==== Information given
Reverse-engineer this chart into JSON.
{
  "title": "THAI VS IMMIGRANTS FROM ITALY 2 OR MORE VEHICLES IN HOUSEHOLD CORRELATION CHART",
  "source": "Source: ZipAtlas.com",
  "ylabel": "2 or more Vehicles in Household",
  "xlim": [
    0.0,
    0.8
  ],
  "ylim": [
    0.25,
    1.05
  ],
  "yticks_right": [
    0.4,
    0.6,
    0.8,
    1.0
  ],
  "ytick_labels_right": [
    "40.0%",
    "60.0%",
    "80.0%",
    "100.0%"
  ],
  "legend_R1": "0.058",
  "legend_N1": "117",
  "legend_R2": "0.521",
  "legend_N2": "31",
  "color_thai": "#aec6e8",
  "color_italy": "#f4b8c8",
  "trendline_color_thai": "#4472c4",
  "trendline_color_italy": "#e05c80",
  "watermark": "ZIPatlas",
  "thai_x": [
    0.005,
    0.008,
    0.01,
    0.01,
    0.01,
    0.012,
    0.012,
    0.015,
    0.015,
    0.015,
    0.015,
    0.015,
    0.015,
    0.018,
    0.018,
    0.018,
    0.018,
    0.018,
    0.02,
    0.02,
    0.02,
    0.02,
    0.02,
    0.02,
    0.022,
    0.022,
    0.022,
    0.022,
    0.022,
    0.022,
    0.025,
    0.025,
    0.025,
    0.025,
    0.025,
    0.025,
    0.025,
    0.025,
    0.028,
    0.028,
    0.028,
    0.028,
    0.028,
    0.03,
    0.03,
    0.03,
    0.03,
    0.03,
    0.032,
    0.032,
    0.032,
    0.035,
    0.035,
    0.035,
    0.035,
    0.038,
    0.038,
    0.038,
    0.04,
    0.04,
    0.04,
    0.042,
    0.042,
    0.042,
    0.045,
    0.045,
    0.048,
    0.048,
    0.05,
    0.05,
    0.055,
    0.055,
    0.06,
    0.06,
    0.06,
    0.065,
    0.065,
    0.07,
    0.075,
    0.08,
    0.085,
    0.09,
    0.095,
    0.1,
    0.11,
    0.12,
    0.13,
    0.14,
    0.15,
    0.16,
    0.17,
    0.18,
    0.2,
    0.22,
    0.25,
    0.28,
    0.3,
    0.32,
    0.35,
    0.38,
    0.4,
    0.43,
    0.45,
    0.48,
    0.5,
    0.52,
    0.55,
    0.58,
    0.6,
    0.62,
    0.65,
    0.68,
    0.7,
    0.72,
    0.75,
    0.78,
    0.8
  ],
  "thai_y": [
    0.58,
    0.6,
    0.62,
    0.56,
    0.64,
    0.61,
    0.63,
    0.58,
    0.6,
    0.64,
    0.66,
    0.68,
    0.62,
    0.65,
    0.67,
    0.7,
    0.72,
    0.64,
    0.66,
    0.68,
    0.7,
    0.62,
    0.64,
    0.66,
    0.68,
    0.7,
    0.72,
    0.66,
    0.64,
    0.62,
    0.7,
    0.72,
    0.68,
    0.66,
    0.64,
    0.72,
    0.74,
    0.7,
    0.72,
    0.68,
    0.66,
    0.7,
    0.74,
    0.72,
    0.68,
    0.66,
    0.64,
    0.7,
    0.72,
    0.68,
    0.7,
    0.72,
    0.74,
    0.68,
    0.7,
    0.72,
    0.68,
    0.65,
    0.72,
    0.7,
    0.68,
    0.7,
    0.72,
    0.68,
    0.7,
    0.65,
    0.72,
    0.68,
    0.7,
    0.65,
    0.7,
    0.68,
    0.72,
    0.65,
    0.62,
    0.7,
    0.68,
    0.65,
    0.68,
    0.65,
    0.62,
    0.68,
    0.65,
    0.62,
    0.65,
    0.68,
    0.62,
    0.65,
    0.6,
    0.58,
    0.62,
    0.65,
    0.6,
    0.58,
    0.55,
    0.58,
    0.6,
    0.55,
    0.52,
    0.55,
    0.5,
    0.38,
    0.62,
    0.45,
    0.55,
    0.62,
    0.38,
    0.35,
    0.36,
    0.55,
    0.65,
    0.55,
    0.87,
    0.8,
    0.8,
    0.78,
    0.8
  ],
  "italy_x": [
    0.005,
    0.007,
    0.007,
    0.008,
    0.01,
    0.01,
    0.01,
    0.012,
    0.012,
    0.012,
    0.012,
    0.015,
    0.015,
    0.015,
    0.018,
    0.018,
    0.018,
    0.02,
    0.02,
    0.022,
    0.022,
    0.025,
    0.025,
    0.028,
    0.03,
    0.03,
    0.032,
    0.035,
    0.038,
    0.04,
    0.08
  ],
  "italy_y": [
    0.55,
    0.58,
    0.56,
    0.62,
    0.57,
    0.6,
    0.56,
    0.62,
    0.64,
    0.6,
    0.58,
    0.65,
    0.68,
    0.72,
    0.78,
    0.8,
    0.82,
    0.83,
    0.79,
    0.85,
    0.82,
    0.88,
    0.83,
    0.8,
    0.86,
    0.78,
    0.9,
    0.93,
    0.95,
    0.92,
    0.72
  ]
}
========
Exercise description: Nothing may be left out: return each entry exactly as it reads.

Task answer:
Reverse-engineer this chart into JSON.
{
  "title": "THAI VS IMMIGRANTS FROM ITALY 2 OR MORE VEHICLES IN HOUSEHOLD CORRELATION CHART",
  "source": "Source: ZipAtlas.com",
  "ylabel": "2 or more Vehicles in Household",
  "xlim": [
    0.0,
    0.8
  ],
  "ylim": [
    0.25,
    1.05
  ],
  "yticks_right": [
    0.4,
    0.6,
    0.8,
    1.0
  ],
  "ytick_labels_right": [
    "40.0%",
    "60.0%",
    "80.0%",
    "100.0%"
  ],
  "legend_R1": "0.058",
  "legend_N1": "117",
  "legend_R2": "0.521",
  "legend_N2": "31",
  "color_thai": "#aec6e8",
  "color_italy": "#f4b8c8",
  "trendline_color_thai": "#4472c4",
  "trendline_color_italy": "#e05c80",
  "watermark": "ZIPatlas",
  "thai_x": [
    0.005,
    0.008,
    0.01,
    0.01,
    0.01,
    0.012,
    0.012,
    0.015,
    0.015,
    0.015,
    0.015,
    0.015,
    0.015,
    0.018,
    0.018,
    0.018,
    0.018,
    0.018,
    0.02,
    0.02,
    0.02,
    0.02,
    0.02,
    0.02,
    0.022,
    0.022,
    0.022,
    0.022,
    0.022,
    0.022,
    0.025,
    0.025,
    0.025,
    0.025,
    0.025,
    0.025,
    0.025,
    0.025,
    0.028,
    0.028,
    0.028,
    0.028,
    0.028,
    0.03,
    0.03,
    0.03,
    0.03,
    0.03,
    0.032,
    0.032,
    0.032,
    0.035,
    0.035,
    0.035,
    0.035,
    0.038,
    0.038,
    0.038,
    0.04,
    0.04,
    0.04,
    0.042,
    0.042,
    0.042,
    0.045,
    0.045,
    0.048,
    0.048,
    0.05,
    0.05,
    0.055,
    0.055,
    0.06,
    0.06,
    0.06,
    0.065,
    0.065,
    0.07,
    0.075,
    0.08,
    0.085,
    0.09,
    0.095,
    0.1,
    0.11,
    0.12,
    0.13,
    0.14,
    0.15,
    0.16,
    0.17,
    0.18,
    0.2,
    0.22,
    0.25,
    0.28,
    0.3,
    0.32,
    0.35,
    0.38,
    0.4,
    0.43,
    0.45,
    0.48,
    0.5,
    0.52,
    0.55,
    0.58,
    0.6,
    0.62,
    0.65,
    0.68,
    0.7,
    0.72,
    0.75,
    0.78,
    0.8
  ],
  "thai_y": [
    0.58,
    0.6,
    0.62,
    0.56,
    0.64,
    0.61,
    0.63,
    0.58,
    0.6,
    0.64,
    0.66,
    0.68,
    0.62,
    0.65,
    0.67,
    0.7,
    0.72,
    0.64,
    0.66,
    0.68,
    0.7,
    0.62,
    0.64,
    0.66,
    0.68,
    0.7,
    0.72,
    0.66,
    0.64,
    0.62,
    0.7,
    0.72,
    0.68,
    0.66,
    0.64,
    0.72,
    0.74,
    0.7,
    0.72,
    0.68,
    0.66,
    0.7,
    0.74,
    0.72,
    0.68,
    0.66,
    0.64,
    0.7,
    0.72,
    0.68,
    0.7,
    0.72,
    0.74,
    0.68,
    0.7,
    0.72,
    0.68,
    0.65,
    0.72,
    0.7,
    0.68,
    0.7,
    0.72,
    0.68,
    0.7,
    0.65,
    0.72,
    0.68,
    0.7,
    0.65,
    0.7,
    0.68,
    0.72,
    0.65,
    0.62,
    0.7,
    0.68,
    0.65,
    0.68,
    0.65,
    0.62,
    0.68,
    0.65,
    0.62,
    0.65,
    0.68,
    0.62,
    0.65,
    0.6,
    0.58,
    0.62,
    0.65,
    0.6,
    0.58,
    0.55,
    0.58,
    0.6,
    0.55,
    0.52,
    0.55,
    0.5,
    0.38,
    0.62,
    0.45,
    0.55,
    0.62,
    0.38,
    0.35,
    0.36,
    0.55,
    0.65,
    0.55,
    0.87,
    0.8,
    0.8,
    0.78,
    0.8
  ],
  "italy_x": [
    0.005,
    0.007,
    0.007,
    0.008,
    0.01,
    0.01,
    0.01,
    0.012,
    0.012,
    0.012,
    0.012,
    0.015,
    0.015,
    0.015,
    0.018,
    0.018,
    0.018,
    0.02,
    0.02,
    0.022,
    0.022,
    0.025,
    0.025,
    0.028,
    0.03,
    0.03,
    0.032,
    0.035,
    0.038,
    0.04,
    0.08
  ],
  "italy_y": [
    0.55,
    0.58,
    0.56,
    0.62,
    0.57,
    0.6,
    0.56,
    0.62,
    0.64,
    0.6,
    0.58,
    0.65,
    0.68,
    0.72,
    0.78,
    0.8,
    0.82,
    0.83,
    0.79,
    0.85,
    0.82,
    0.88,
    0.83,
    0.8,
    0.86,
    0.78,
    0.9,
    0.93,
    0.95,
    0.92,
    0.72
  ]
}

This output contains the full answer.